▸ To be done:
1: Answer these questions from the passage on religious neutrality in schools, one per line:
(a) According to Neal McCluskey, what can a system not be as long as some people believe human activity cannot be separated from religion?
(b) Which founder of the public schools does the passage name?
(c) According to those founders, what was the whole point of the schools?
2: Reproduce the passage on religious neutrality in schools between "The first part" and "make them good.", inclusive.

▸ Extract to read:
Neal McCluskey: Yeah. The first two layers are basically saying as long as there are people who believe that you cannot separate what human beings do from religion, you have a system that cannot be religiously neutral. But then you get in the practicalities of education and of running schools, and again you see on the concrete levels of, “What are we going do today in our school,” you still cannot have religious neutrality.

The first part is the idea that morality involves religion, and what you might say is, “Well, schools don’t have to teach morality.” But many people believe, “But you’ve got to teach character.” This is essential to what Horace Mann and lots of other people who are these founders of the public schools, they said the whole point of these schools is we’ve got to create virtuous citizens with good character, because if we have a democracy where the people are in charge, and the people have bad character, well, then they’re going to do all sorts of terrible things. They’re going to vote for terrible people, they’re going to vote for terrible stuff, and we can’t have that. If the people are in charge, we’ve got to make them good.

▸ Given information:
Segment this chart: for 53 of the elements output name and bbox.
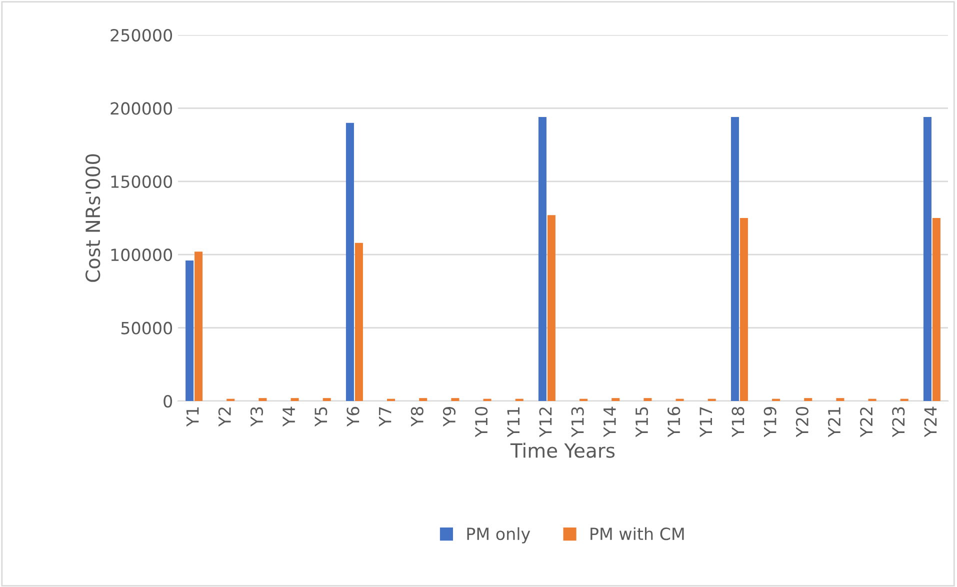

▸ Outputs:
1:
(a) Religiously neutral.
(b) Horace Mann.
(c) To create virtuous citizens with good character.

2:
The first part is the idea that morality involves religion, and what you might say is, “Well, schools don’t have to teach morality.” But many people believe, “But you’ve got to teach character.” This is essential to what Horace Mann and lots of other people who are these founders of the public schools, they said the whole point of these schools is we’ve got to create virtuous citizens with good character, because if we have a democracy where the people are in charge, and the people have bad character, well, then they’re going to do all sorts of terrible things. They’re going to vote for terrible people, they’re going to vote for terrible stuff, and we can’t have that. If the people are in charge, we’ve got to make them good.